Repeat every line exactly, keeping the pictures out of the copy.

*DATA PROVIDED*:
· · ·
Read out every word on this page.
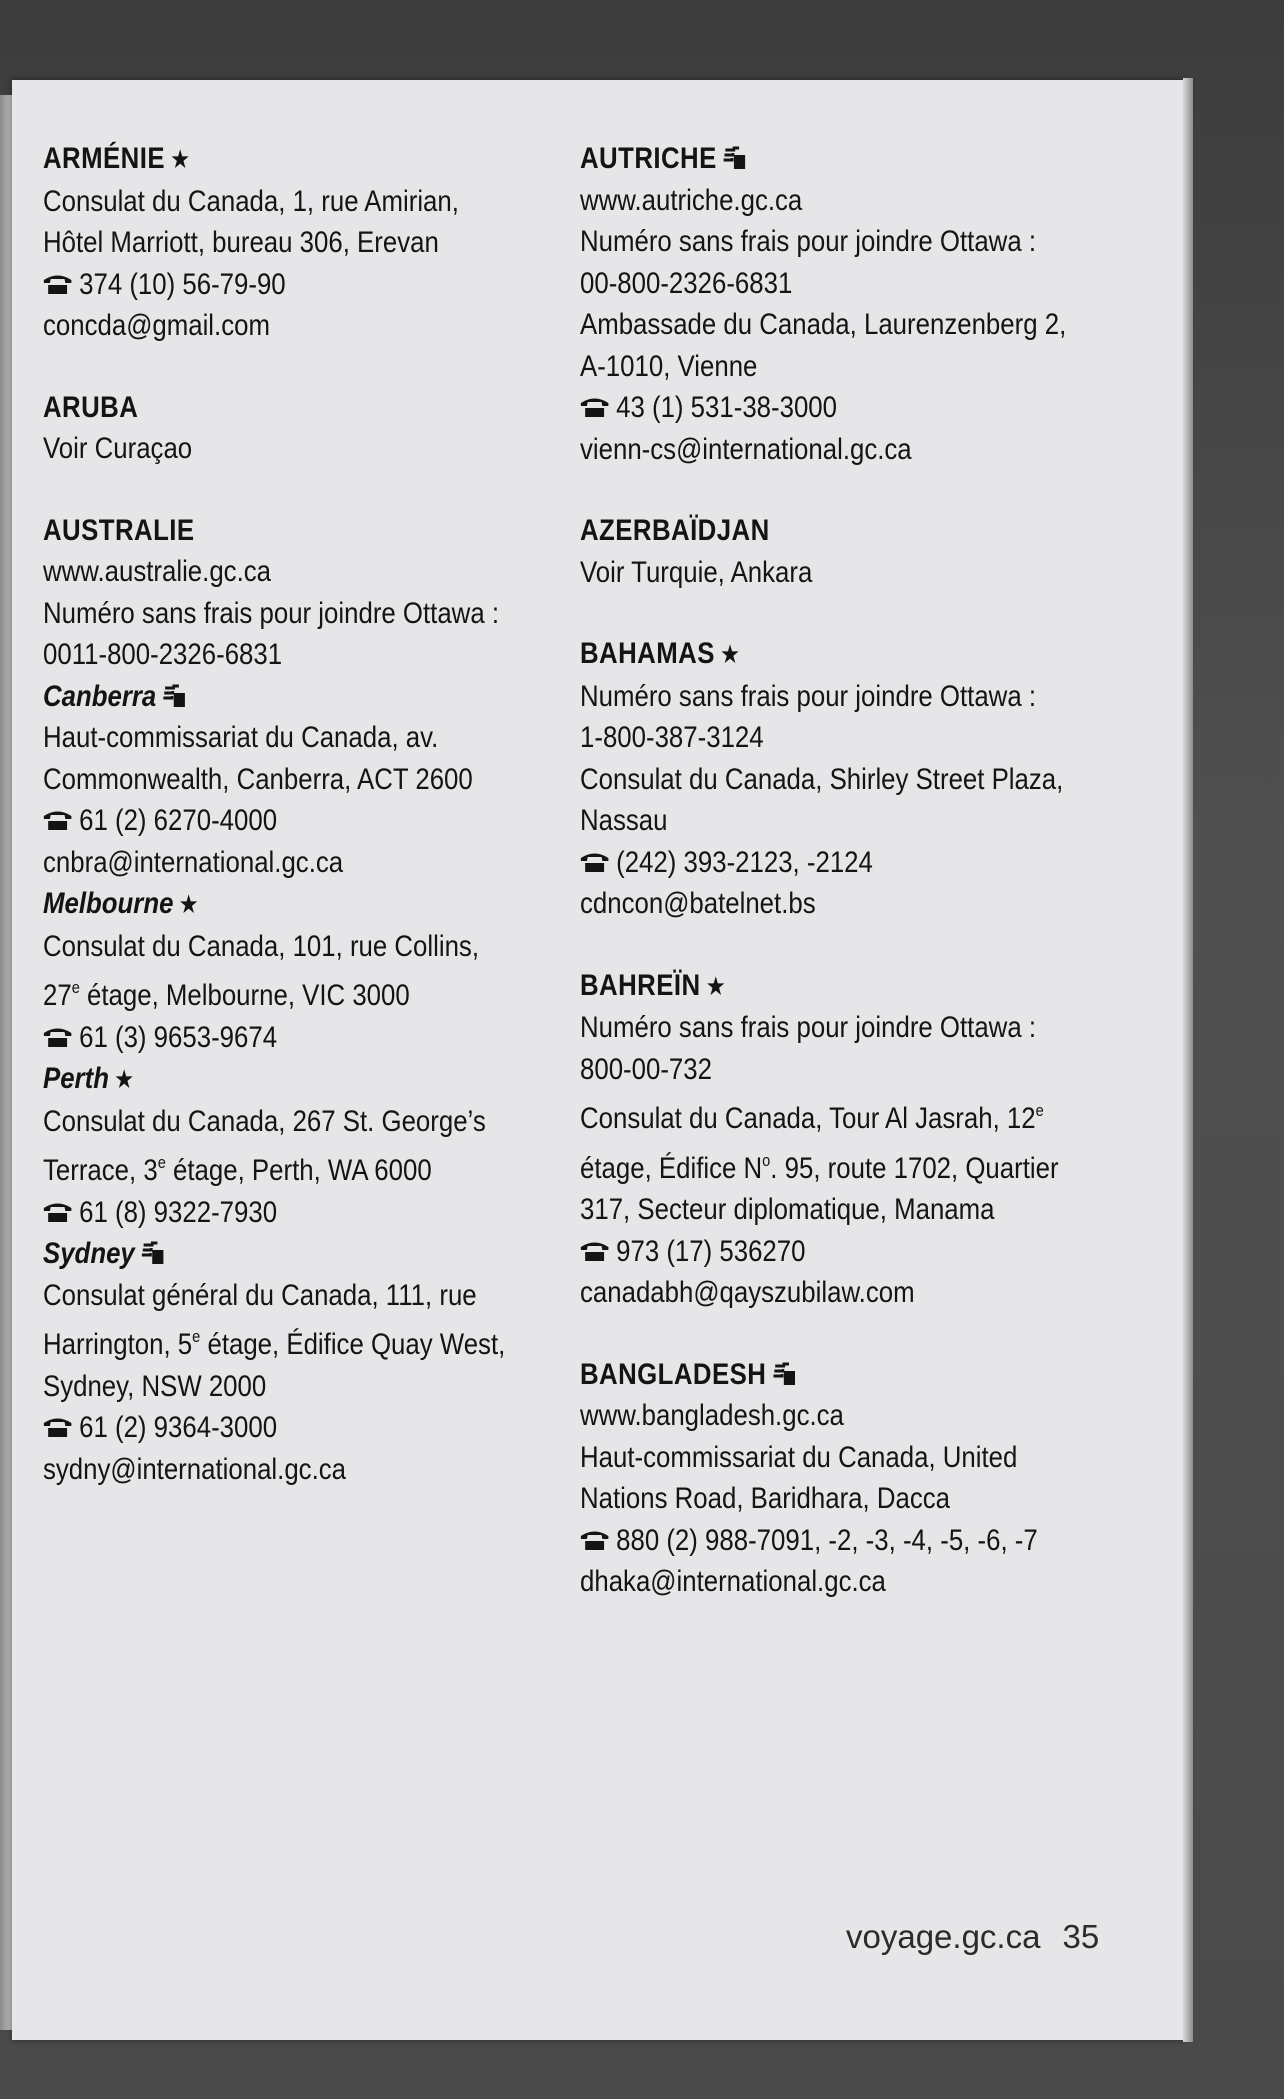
ARMÉNIE ★
Consulat du Canada, 1, rue Amirian,
Hôtel Marriott, bureau 306, Erevan
374 (10) 56-79-90
concda@gmail.com
ARUBA
Voir Curaçao
AUSTRALIE
www.australie.gc.ca
Numéro sans frais pour joindre Ottawa :
0011-800-2326-6831
Canberra
Haut-commissariat du Canada, av.
Commonwealth, Canberra, ACT 2600
61 (2) 6270-4000
cnbra@international.gc.ca
Melbourne ★
Consulat du Canada, 101, rue Collins,
27e étage, Melbourne, VIC 3000
61 (3) 9653-9674
Perth ★
Consulat du Canada, 267 St. George’s
Terrace, 3e étage, Perth, WA 6000
61 (8) 9322-7930
Sydney
Consulat général du Canada, 111, rue
Harrington, 5e étage, Édifice Quay West,
Sydney, NSW 2000
61 (2) 9364-3000
sydny@international.gc.ca
AUTRICHE
www.autriche.gc.ca
Numéro sans frais pour joindre Ottawa :
00-800-2326-6831
Ambassade du Canada, Laurenzenberg 2,
A-1010, Vienne
43 (1) 531-38-3000
vienn-cs@international.gc.ca
AZERBAÏDJAN
Voir Turquie, Ankara
BAHAMAS ★
Numéro sans frais pour joindre Ottawa :
1-800-387-3124
Consulat du Canada, Shirley Street Plaza,
Nassau
(242) 393-2123, -2124
cdncon@batelnet.bs
BAHREÏN ★
Numéro sans frais pour joindre Ottawa :
800-00-732
Consulat du Canada, Tour Al Jasrah, 12e
étage, Édifice $N^o$. 95, route 1702, Quartier
317, Secteur diplomatique, Manama
973 (17) 536270
canadabh@qayszubilaw.com
BANGLADESH
www.bangladesh.gc.ca
Haut-commissariat du Canada, United
Nations Road, Baridhara, Dacca
880 (2) 988-7091, -2, -3, -4, -5, -6, -7
dhaka@international.gc.ca
voyage.gc.ca 35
· · ·
*RESULT OF THE EXERCISE*:
Read out every word on this page.
ARMÉNIE ★
Consulat du Canada, 1, rue Amirian,
Hôtel Marriott, bureau 306, Erevan
374 (10) 56-79-90
concda@gmail.com
ARUBA
Voir Curaçao
AUSTRALIE
www.australie.gc.ca
Numéro sans frais pour joindre Ottawa :
0011-800-2326-6831
Canberra
Haut-commissariat du Canada, av.
Commonwealth, Canberra, ACT 2600
61 (2) 6270-4000
cnbra@international.gc.ca
Melbourne ★
Consulat du Canada, 101, rue Collins,
27e étage, Melbourne, VIC 3000
61 (3) 9653-9674
Perth ★
Consulat du Canada, 267 St. George’s
Terrace, 3e étage, Perth, WA 6000
61 (8) 9322-7930
Sydney
Consulat général du Canada, 111, rue
Harrington, 5e étage, Édifice Quay West,
Sydney, NSW 2000
61 (2) 9364-3000
sydny@international.gc.ca
AUTRICHE
www.autriche.gc.ca
Numéro sans frais pour joindre Ottawa :
00-800-2326-6831
Ambassade du Canada, Laurenzenberg 2,
A-1010, Vienne
43 (1) 531-38-3000
vienn-cs@international.gc.ca
AZERBAÏDJAN
Voir Turquie, Ankara
BAHAMAS ★
Numéro sans frais pour joindre Ottawa :
1-800-387-3124
Consulat du Canada, Shirley Street Plaza,
Nassau
(242) 393-2123, -2124
cdncon@batelnet.bs
BAHREÏN ★
Numéro sans frais pour joindre Ottawa :
800-00-732
Consulat du Canada, Tour Al Jasrah, 12e
étage, Édifice $N^o$. 95, route 1702, Quartier
317, Secteur diplomatique, Manama
973 (17) 536270
canadabh@qayszubilaw.com
BANGLADESH
www.bangladesh.gc.ca
Haut-commissariat du Canada, United
Nations Road, Baridhara, Dacca
880 (2) 988-7091, -2, -3, -4, -5, -6, -7
dhaka@international.gc.ca
voyage.gc.ca 35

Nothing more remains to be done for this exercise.